Task to complete. Copy the rows from the start of the data file through the row containing "230, 1224, 259]", changing every "star-empty-icon" to "star-outline-icon" and leaving everything else as it is.

[Part of a data file]
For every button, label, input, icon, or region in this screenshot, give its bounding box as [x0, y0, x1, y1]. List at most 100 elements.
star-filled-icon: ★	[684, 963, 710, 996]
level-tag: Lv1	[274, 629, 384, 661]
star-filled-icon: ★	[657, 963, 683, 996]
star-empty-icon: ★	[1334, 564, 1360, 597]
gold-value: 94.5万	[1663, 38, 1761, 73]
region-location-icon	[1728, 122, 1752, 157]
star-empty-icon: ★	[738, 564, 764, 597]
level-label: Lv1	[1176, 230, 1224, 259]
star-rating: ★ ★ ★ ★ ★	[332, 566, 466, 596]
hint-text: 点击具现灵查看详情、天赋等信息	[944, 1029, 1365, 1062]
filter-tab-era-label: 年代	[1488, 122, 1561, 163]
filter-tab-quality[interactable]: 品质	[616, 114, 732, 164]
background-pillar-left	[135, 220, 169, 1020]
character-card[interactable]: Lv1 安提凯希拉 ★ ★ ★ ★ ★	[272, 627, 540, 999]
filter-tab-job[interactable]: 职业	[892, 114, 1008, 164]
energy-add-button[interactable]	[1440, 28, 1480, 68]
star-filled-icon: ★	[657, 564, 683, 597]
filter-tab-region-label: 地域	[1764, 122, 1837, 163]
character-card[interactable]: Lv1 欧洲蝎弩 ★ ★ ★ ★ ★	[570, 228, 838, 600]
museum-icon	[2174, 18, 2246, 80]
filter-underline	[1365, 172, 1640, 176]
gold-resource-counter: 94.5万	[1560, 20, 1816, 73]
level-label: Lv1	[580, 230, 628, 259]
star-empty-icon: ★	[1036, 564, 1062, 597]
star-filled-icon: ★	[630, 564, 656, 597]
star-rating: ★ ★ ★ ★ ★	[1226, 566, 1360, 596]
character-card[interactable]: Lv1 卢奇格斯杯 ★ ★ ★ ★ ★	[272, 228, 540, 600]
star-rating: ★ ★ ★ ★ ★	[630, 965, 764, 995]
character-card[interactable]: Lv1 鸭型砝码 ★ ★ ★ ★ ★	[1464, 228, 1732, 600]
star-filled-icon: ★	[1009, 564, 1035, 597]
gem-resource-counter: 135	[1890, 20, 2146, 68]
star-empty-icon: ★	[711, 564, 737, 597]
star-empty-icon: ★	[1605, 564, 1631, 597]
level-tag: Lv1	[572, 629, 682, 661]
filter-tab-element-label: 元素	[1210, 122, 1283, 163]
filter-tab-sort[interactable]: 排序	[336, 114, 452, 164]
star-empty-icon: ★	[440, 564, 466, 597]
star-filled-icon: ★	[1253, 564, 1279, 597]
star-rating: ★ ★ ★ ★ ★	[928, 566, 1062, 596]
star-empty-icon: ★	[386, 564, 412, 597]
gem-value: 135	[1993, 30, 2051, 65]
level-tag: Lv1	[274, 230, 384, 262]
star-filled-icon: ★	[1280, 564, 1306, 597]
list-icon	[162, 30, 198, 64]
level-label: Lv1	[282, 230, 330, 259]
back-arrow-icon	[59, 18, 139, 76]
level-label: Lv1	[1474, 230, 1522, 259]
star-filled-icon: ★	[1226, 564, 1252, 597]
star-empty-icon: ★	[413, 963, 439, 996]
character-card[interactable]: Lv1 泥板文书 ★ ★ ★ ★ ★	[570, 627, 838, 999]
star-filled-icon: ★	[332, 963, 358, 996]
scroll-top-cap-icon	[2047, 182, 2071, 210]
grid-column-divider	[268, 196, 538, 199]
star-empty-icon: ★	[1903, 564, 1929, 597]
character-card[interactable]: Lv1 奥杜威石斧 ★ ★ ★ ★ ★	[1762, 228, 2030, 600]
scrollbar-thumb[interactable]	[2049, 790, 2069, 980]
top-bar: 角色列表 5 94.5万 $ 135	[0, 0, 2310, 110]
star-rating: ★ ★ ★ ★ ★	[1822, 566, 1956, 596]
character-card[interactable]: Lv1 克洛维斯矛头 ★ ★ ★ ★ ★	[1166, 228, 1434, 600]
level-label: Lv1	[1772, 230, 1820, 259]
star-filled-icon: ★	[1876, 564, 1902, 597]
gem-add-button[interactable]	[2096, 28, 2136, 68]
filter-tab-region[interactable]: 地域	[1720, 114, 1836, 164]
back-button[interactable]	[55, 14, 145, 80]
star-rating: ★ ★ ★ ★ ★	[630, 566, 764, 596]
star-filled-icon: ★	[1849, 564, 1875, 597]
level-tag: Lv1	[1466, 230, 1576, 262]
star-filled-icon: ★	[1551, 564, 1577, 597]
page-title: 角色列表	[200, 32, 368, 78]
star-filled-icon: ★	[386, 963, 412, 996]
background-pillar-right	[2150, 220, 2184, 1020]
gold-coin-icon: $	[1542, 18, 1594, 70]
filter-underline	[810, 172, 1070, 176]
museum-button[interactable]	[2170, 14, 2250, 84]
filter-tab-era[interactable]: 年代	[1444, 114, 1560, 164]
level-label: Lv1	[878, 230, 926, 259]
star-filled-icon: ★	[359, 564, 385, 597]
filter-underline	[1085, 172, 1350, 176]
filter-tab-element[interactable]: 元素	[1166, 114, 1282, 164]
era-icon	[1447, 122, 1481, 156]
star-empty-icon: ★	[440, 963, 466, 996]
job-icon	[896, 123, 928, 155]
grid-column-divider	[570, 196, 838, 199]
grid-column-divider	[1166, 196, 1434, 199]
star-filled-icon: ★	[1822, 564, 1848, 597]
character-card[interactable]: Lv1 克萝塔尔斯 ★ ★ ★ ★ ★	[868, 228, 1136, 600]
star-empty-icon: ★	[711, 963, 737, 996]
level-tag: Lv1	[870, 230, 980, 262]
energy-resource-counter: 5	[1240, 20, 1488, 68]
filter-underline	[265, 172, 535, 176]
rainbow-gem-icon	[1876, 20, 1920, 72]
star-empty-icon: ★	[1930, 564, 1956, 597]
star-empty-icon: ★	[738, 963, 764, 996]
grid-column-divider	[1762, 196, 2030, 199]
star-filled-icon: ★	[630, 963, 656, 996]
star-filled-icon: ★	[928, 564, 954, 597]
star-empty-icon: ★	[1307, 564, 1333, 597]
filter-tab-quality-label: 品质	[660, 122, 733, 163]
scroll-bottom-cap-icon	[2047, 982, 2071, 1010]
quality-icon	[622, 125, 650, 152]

Finished answer.
For every button, label, input, icon, or region in this screenshot, give its bounding box as [x0, y0, x1, y1]. List at most 100 elements.
star-filled-icon: ★	[684, 963, 710, 996]
level-tag: Lv1	[274, 629, 384, 661]
star-filled-icon: ★	[657, 963, 683, 996]
star-outline-icon: ★	[1334, 564, 1360, 597]
gold-value: 94.5万	[1663, 38, 1761, 73]
region-location-icon	[1728, 122, 1752, 157]
star-outline-icon: ★	[738, 564, 764, 597]
level-label: Lv1	[1176, 230, 1224, 259]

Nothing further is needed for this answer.